Excerpt from a dataset
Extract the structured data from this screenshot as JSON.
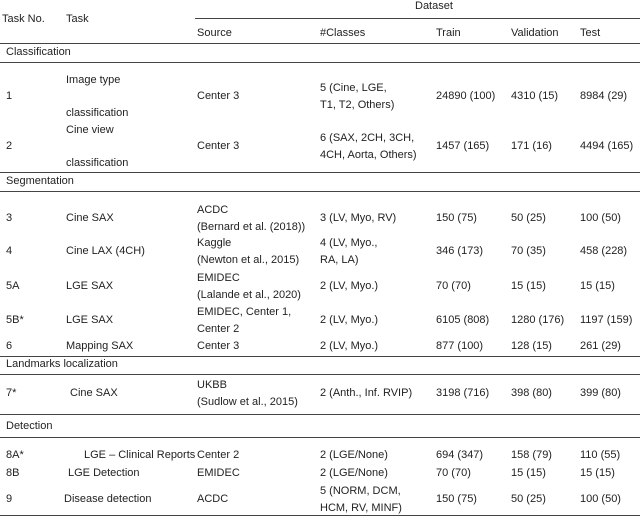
{
  "header": {
    "task_no": "Task No.",
    "task": "Task",
    "dataset": "Dataset",
    "columns": [
      "Source",
      "#Classes",
      "Train",
      "Validation",
      "Test"
    ]
  },
  "sections": [
    {
      "title": "Classification",
      "rows": [
        {
          "task_no": "1",
          "task": [
            "Image type",
            "classification"
          ],
          "source": [
            "Center 3"
          ],
          "classes": [
            "5 (Cine, LGE,",
            "T1, T2, Others)"
          ],
          "train": "24890 (100)",
          "validation": "4310 (15)",
          "test": "8984 (29)"
        },
        {
          "task_no": "2",
          "task": [
            "Cine view",
            "classification"
          ],
          "source": [
            "Center 3"
          ],
          "classes": [
            "6 (SAX, 2CH, 3CH,",
            "4CH, Aorta, Others)"
          ],
          "train": "1457 (165)",
          "validation": "171 (16)",
          "test": "4494 (165)"
        }
      ]
    },
    {
      "title": "Segmentation",
      "rows": [
        {
          "task_no": "3",
          "task": [
            "Cine SAX"
          ],
          "source": [
            "ACDC",
            "(Bernard et al. (2018))"
          ],
          "classes": [
            "3 (LV, Myo, RV)"
          ],
          "train": "150 (75)",
          "validation": "50 (25)",
          "test": "100 (50)"
        },
        {
          "task_no": "4",
          "task": [
            "Cine LAX (4CH)"
          ],
          "source": [
            "Kaggle",
            "(Newton et al., 2015)"
          ],
          "classes": [
            "4 (LV, Myo.,",
            "RA, LA)"
          ],
          "train": "346 (173)",
          "validation": "70 (35)",
          "test": "458 (228)"
        },
        {
          "task_no": "5A",
          "task": [
            "LGE SAX"
          ],
          "source": [
            "EMIDEC",
            "(Lalande et al., 2020)"
          ],
          "classes": [
            "2 (LV, Myo.)"
          ],
          "train": "70 (70)",
          "validation": "15 (15)",
          "test": "15 (15)"
        },
        {
          "task_no": "5B*",
          "task": [
            "LGE SAX"
          ],
          "source": [
            "EMIDEC, Center 1,",
            "Center 2"
          ],
          "classes": [
            "2 (LV, Myo.)"
          ],
          "train": "6105 (808)",
          "validation": "1280 (176)",
          "test": "1197 (159)"
        },
        {
          "task_no": "6",
          "task": [
            "Mapping SAX"
          ],
          "source": [
            "Center 3"
          ],
          "classes": [
            "2 (LV, Myo.)"
          ],
          "train": "877 (100)",
          "validation": "128 (15)",
          "test": "261 (29)"
        }
      ]
    },
    {
      "title": "Landmarks localization",
      "rows": [
        {
          "task_no": "7*",
          "task": [
            "Cine SAX"
          ],
          "source": [
            "UKBB",
            "(Sudlow et al., 2015)"
          ],
          "classes": [
            "2 (Anth., Inf. RVIP)"
          ],
          "train": "3198 (716)",
          "validation": "398 (80)",
          "test": "399 (80)"
        }
      ]
    },
    {
      "title": "Detection",
      "rows": [
        {
          "task_no": "8A*",
          "task": [
            "LGE – Clinical Reports"
          ],
          "source": [
            "Center 2"
          ],
          "classes": [
            "2 (LGE/None)"
          ],
          "train": "694 (347)",
          "validation": "158 (79)",
          "test": "110 (55)"
        },
        {
          "task_no": "8B",
          "task": [
            "LGE Detection"
          ],
          "source": [
            "EMIDEC"
          ],
          "classes": [
            "2 (LGE/None)"
          ],
          "train": "70 (70)",
          "validation": "15 (15)",
          "test": "15 (15)"
        },
        {
          "task_no": "9",
          "task": [
            "Disease detection"
          ],
          "source": [
            "ACDC"
          ],
          "classes": [
            "5 (NORM, DCM,",
            "HCM, RV, MINF)"
          ],
          "train": "150 (75)",
          "validation": "50 (25)",
          "test": "100 (50)"
        }
      ]
    }
  ]
}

• **THE TASK**
Transcribe the records above exactly, omitting every picture they contain.

• **ANSWER TO THIS TASK**
Extract the structured data from this screenshot as JSON.
{
  "header": {
    "task_no": "Task No.",
    "task": "Task",
    "dataset": "Dataset",
    "columns": [
      "Source",
      "#Classes",
      "Train",
      "Validation",
      "Test"
    ]
  },
  "sections": [
    {
      "title": "Classification",
      "rows": [
        {
          "task_no": "1",
          "task": [
            "Image type",
            "classification"
          ],
          "source": [
            "Center 3"
          ],
          "classes": [
            "5 (Cine, LGE,",
            "T1, T2, Others)"
          ],
          "train": "24890 (100)",
          "validation": "4310 (15)",
          "test": "8984 (29)"
        },
        {
          "task_no": "2",
          "task": [
            "Cine view",
            "classification"
          ],
          "source": [
            "Center 3"
          ],
          "classes": [
            "6 (SAX, 2CH, 3CH,",
            "4CH, Aorta, Others)"
          ],
          "train": "1457 (165)",
          "validation": "171 (16)",
          "test": "4494 (165)"
        }
      ]
    },
    {
      "title": "Segmentation",
      "rows": [
        {
          "task_no": "3",
          "task": [
            "Cine SAX"
          ],
          "source": [
            "ACDC",
            "(Bernard et al. (2018))"
          ],
          "classes": [
            "3 (LV, Myo, RV)"
          ],
          "train": "150 (75)",
          "validation": "50 (25)",
          "test": "100 (50)"
        },
        {
          "task_no": "4",
          "task": [
            "Cine LAX (4CH)"
          ],
          "source": [
            "Kaggle",
            "(Newton et al., 2015)"
          ],
          "classes": [
            "4 (LV, Myo.,",
            "RA, LA)"
          ],
          "train": "346 (173)",
          "validation": "70 (35)",
          "test": "458 (228)"
        },
        {
          "task_no": "5A",
          "task": [
            "LGE SAX"
          ],
          "source": [
            "EMIDEC",
            "(Lalande et al., 2020)"
          ],
          "classes": [
            "2 (LV, Myo.)"
          ],
          "train": "70 (70)",
          "validation": "15 (15)",
          "test": "15 (15)"
        },
        {
          "task_no": "5B*",
          "task": [
            "LGE SAX"
          ],
          "source": [
            "EMIDEC, Center 1,",
            "Center 2"
          ],
          "classes": [
            "2 (LV, Myo.)"
          ],
          "train": "6105 (808)",
          "validation": "1280 (176)",
          "test": "1197 (159)"
        },
        {
          "task_no": "6",
          "task": [
            "Mapping SAX"
          ],
          "source": [
            "Center 3"
          ],
          "classes": [
            "2 (LV, Myo.)"
          ],
          "train": "877 (100)",
          "validation": "128 (15)",
          "test": "261 (29)"
        }
      ]
    },
    {
      "title": "Landmarks localization",
      "rows": [
        {
          "task_no": "7*",
          "task": [
            "Cine SAX"
          ],
          "source": [
            "UKBB",
            "(Sudlow et al., 2015)"
          ],
          "classes": [
            "2 (Anth., Inf. RVIP)"
          ],
          "train": "3198 (716)",
          "validation": "398 (80)",
          "test": "399 (80)"
        }
      ]
    },
    {
      "title": "Detection",
      "rows": [
        {
          "task_no": "8A*",
          "task": [
            "LGE – Clinical Reports"
          ],
          "source": [
            "Center 2"
          ],
          "classes": [
            "2 (LGE/None)"
          ],
          "train": "694 (347)",
          "validation": "158 (79)",
          "test": "110 (55)"
        },
        {
          "task_no": "8B",
          "task": [
            "LGE Detection"
          ],
          "source": [
            "EMIDEC"
          ],
          "classes": [
            "2 (LGE/None)"
          ],
          "train": "70 (70)",
          "validation": "15 (15)",
          "test": "15 (15)"
        },
        {
          "task_no": "9",
          "task": [
            "Disease detection"
          ],
          "source": [
            "ACDC"
          ],
          "classes": [
            "5 (NORM, DCM,",
            "HCM, RV, MINF)"
          ],
          "train": "150 (75)",
          "validation": "50 (25)",
          "test": "100 (50)"
        }
      ]
    }
  ]
}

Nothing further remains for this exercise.